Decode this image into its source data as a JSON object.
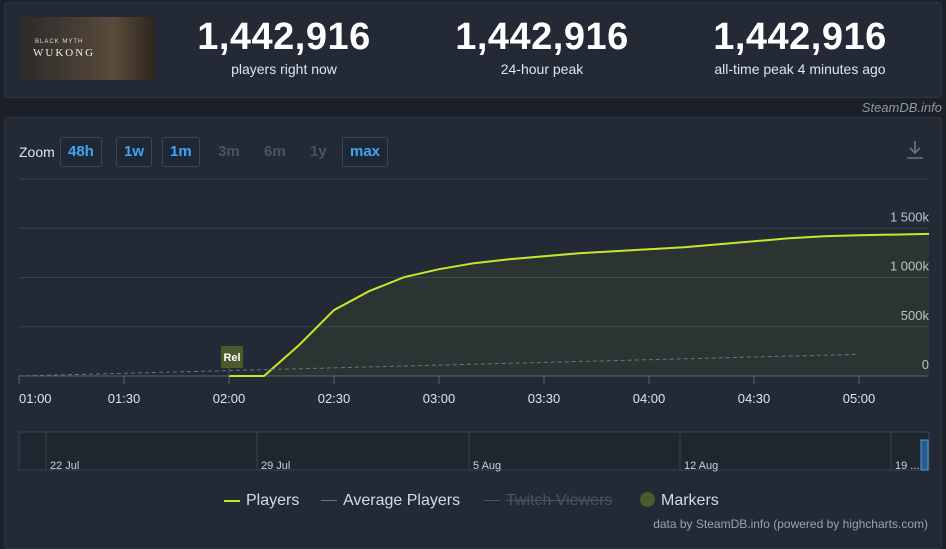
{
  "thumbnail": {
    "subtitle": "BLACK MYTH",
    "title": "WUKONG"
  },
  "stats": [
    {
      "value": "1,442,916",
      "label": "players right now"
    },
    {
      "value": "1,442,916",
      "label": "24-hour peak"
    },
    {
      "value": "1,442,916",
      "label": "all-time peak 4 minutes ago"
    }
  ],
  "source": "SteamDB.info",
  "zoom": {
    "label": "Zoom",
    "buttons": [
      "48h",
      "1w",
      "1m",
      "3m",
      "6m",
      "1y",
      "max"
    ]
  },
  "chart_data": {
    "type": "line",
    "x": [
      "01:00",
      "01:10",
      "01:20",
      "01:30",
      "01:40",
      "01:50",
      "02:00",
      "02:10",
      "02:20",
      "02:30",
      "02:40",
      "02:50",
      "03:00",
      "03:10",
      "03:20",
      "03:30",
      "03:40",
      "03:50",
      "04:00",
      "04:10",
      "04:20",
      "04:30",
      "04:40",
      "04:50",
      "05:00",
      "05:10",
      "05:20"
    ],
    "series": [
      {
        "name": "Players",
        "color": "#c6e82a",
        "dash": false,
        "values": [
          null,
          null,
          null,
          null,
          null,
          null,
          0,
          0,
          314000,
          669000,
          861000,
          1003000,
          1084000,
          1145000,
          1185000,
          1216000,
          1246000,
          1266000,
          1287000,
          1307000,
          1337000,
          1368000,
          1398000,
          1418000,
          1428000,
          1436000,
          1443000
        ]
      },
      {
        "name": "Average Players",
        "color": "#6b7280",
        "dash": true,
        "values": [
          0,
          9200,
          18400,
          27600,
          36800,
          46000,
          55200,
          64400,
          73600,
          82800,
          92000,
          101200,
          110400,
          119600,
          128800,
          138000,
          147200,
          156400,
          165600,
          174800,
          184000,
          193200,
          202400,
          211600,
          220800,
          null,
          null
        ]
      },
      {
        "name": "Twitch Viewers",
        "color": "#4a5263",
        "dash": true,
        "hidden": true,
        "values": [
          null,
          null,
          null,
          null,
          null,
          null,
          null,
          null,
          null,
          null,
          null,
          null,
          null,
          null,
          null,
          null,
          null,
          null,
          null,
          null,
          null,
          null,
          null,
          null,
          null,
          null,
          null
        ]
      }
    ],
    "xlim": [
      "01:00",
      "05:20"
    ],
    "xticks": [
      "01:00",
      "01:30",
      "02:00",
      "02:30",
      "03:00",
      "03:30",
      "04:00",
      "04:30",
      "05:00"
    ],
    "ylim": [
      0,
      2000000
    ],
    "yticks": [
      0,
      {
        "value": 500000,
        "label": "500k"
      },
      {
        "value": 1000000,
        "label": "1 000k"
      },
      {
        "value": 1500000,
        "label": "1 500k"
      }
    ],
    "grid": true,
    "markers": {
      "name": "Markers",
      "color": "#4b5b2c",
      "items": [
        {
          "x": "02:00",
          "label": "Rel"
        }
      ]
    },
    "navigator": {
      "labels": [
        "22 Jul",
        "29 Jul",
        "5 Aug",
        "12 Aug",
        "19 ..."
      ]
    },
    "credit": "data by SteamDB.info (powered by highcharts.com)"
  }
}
● ● ● ●
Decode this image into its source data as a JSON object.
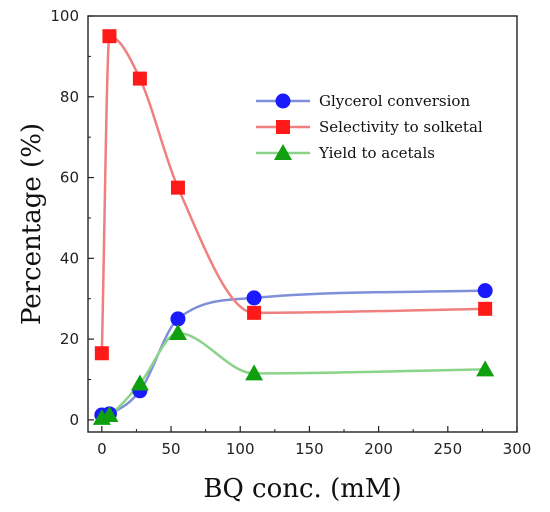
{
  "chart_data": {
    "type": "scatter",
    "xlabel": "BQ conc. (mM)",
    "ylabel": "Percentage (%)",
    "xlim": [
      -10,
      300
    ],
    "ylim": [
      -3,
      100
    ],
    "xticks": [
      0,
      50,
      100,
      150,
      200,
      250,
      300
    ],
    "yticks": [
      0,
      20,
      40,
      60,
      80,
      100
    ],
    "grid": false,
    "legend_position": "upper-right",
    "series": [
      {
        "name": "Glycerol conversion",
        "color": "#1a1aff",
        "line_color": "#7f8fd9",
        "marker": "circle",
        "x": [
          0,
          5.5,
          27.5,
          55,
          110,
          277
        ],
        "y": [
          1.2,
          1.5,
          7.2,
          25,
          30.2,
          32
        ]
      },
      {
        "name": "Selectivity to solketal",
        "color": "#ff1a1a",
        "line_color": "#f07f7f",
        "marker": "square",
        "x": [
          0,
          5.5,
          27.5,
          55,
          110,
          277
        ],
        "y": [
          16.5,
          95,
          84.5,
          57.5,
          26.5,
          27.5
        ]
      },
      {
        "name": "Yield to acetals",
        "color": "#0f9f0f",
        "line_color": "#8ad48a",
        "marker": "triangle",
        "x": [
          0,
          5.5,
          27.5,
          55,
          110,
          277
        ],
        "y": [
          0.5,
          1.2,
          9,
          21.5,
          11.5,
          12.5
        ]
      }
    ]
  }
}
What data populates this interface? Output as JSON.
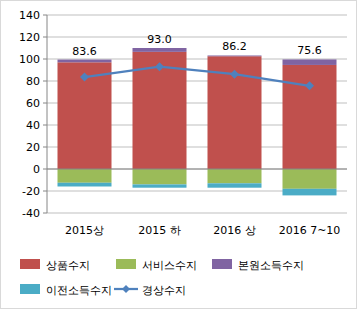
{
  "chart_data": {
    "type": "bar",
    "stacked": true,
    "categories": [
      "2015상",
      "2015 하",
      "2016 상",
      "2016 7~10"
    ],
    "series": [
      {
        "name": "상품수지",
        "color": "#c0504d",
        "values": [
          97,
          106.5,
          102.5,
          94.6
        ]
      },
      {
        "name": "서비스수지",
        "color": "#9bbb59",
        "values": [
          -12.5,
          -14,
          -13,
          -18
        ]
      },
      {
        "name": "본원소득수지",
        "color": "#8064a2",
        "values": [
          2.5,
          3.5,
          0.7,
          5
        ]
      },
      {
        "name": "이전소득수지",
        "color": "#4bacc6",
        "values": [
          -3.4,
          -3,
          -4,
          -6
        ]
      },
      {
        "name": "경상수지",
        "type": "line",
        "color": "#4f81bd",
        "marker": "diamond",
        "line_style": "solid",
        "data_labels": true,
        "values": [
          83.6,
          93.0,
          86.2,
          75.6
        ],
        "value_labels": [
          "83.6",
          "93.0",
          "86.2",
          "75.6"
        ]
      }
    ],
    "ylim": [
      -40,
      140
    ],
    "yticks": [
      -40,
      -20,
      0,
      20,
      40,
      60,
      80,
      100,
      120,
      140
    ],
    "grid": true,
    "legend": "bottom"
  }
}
● ● ● ●
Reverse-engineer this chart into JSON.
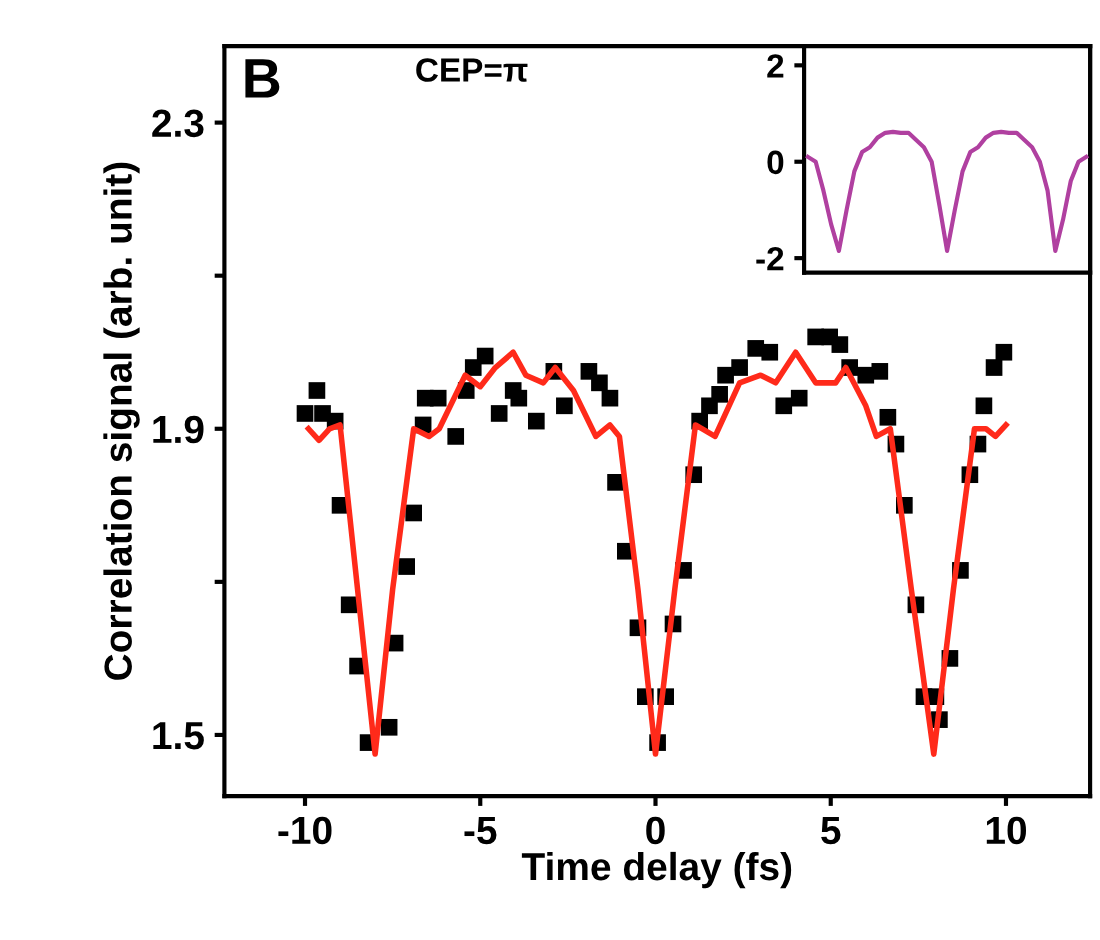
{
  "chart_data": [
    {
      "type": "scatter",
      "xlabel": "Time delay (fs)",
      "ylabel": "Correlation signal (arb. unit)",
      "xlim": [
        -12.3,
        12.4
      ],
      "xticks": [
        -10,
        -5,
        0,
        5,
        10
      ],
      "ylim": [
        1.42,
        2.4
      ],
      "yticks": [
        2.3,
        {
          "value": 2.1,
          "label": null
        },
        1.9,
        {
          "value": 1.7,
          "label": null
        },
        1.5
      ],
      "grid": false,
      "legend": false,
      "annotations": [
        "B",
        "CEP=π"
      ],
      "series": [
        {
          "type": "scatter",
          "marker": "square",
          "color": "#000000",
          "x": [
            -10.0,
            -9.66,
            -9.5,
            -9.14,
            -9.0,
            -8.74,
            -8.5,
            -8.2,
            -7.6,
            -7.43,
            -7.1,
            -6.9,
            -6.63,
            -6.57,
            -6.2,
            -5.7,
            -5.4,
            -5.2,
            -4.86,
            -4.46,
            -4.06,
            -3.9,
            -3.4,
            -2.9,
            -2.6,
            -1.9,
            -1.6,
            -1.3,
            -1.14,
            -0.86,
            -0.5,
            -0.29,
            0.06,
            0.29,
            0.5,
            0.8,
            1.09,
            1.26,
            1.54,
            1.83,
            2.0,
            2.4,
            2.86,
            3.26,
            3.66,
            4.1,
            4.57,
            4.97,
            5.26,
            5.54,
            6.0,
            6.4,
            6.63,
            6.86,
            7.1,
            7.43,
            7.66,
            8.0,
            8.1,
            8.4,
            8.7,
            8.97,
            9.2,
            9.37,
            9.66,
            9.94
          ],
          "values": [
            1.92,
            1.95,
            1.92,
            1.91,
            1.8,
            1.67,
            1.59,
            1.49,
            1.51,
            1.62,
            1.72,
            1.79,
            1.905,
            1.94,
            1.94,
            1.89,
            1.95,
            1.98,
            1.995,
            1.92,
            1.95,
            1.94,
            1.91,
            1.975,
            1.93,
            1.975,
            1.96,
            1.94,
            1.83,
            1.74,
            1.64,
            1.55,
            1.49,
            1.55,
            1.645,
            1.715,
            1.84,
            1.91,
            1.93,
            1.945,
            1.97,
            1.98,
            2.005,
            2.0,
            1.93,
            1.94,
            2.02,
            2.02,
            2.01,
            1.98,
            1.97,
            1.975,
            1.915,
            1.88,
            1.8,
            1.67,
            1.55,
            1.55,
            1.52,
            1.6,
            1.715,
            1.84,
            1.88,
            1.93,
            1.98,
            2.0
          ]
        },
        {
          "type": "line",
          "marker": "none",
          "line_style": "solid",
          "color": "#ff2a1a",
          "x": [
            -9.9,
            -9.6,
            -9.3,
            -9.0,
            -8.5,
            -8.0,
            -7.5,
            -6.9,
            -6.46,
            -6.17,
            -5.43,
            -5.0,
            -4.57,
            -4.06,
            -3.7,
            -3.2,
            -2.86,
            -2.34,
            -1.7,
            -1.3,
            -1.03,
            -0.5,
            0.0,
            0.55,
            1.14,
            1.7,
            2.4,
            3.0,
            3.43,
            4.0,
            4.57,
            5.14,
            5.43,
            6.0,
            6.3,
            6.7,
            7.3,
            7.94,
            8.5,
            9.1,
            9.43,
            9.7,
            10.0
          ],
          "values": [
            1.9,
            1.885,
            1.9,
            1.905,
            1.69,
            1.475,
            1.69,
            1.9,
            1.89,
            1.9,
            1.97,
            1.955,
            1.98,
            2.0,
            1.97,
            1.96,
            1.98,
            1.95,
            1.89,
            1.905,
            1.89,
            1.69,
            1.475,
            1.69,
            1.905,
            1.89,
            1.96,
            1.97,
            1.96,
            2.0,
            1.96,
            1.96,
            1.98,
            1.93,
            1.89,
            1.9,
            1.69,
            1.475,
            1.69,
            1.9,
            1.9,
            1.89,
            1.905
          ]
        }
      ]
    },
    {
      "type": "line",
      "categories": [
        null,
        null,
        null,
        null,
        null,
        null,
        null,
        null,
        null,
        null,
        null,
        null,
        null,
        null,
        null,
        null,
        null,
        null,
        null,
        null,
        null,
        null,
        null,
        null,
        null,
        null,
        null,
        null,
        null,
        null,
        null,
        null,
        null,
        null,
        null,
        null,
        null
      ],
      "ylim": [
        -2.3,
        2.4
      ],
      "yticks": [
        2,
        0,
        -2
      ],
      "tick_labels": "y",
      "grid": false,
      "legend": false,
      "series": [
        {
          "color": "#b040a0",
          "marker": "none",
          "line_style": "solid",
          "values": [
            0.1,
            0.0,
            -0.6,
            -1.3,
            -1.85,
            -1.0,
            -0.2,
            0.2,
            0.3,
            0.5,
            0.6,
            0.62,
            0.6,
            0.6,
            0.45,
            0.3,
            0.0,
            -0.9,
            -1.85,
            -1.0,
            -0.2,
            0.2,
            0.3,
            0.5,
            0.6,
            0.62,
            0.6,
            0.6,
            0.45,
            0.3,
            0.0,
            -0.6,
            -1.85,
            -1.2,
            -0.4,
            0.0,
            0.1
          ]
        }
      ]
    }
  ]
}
● ● ● ●
Exercise objective
Identify all lines where the word "peak" shows up. Copy them.

Result for this exercise
      "label": "24-hour peak"
      "label": "all-time peak 4 minutes ago"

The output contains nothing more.